* THE PROBLEM:
Could you write out every entry exactly as it stands?

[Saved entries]
** Start **

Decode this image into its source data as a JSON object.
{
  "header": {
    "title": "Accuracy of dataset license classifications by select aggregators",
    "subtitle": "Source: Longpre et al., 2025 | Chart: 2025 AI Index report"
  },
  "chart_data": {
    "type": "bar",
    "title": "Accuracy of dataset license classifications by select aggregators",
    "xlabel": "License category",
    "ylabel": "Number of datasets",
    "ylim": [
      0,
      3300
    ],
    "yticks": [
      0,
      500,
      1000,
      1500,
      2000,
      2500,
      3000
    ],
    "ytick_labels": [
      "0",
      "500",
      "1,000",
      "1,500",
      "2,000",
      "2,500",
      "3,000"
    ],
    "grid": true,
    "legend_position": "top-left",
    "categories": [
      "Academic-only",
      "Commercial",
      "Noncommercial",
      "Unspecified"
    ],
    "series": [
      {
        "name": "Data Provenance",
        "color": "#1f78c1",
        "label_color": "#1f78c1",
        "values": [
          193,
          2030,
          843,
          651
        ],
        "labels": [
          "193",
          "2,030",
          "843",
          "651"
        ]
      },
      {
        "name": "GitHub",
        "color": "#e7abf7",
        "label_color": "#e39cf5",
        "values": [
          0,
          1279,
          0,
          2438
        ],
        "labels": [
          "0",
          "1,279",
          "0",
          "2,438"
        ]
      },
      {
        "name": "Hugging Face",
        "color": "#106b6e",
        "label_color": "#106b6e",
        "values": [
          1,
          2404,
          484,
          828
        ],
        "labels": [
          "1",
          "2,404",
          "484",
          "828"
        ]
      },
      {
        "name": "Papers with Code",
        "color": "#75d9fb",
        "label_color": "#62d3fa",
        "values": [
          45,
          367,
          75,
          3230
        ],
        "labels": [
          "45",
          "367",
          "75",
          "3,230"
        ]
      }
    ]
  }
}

** End **

* IN RESPONSE:
Decode this image into its source data as a JSON object.
{
  "header": {
    "title": "Accuracy of dataset license classifications by select aggregators",
    "subtitle": "Source: Longpre et al., 2025 | Chart: 2025 AI Index report"
  },
  "chart_data": {
    "type": "bar",
    "title": "Accuracy of dataset license classifications by select aggregators",
    "xlabel": "License category",
    "ylabel": "Number of datasets",
    "ylim": [
      0,
      3300
    ],
    "yticks": [
      0,
      500,
      1000,
      1500,
      2000,
      2500,
      3000
    ],
    "ytick_labels": [
      "0",
      "500",
      "1,000",
      "1,500",
      "2,000",
      "2,500",
      "3,000"
    ],
    "grid": true,
    "legend_position": "top-left",
    "categories": [
      "Academic-only",
      "Commercial",
      "Noncommercial",
      "Unspecified"
    ],
    "series": [
      {
        "name": "Data Provenance",
        "color": "#1f78c1",
        "label_color": "#1f78c1",
        "values": [
          193,
          2030,
          843,
          651
        ],
        "labels": [
          "193",
          "2,030",
          "843",
          "651"
        ]
      },
      {
        "name": "GitHub",
        "color": "#e7abf7",
        "label_color": "#e39cf5",
        "values": [
          0,
          1279,
          0,
          2438
        ],
        "labels": [
          "0",
          "1,279",
          "0",
          "2,438"
        ]
      },
      {
        "name": "Hugging Face",
        "color": "#106b6e",
        "label_color": "#106b6e",
        "values": [
          1,
          2404,
          484,
          828
        ],
        "labels": [
          "1",
          "2,404",
          "484",
          "828"
        ]
      },
      {
        "name": "Papers with Code",
        "color": "#75d9fb",
        "label_color": "#62d3fa",
        "values": [
          45,
          367,
          75,
          3230
        ],
        "labels": [
          "45",
          "367",
          "75",
          "3,230"
        ]
      }
    ]
  }
}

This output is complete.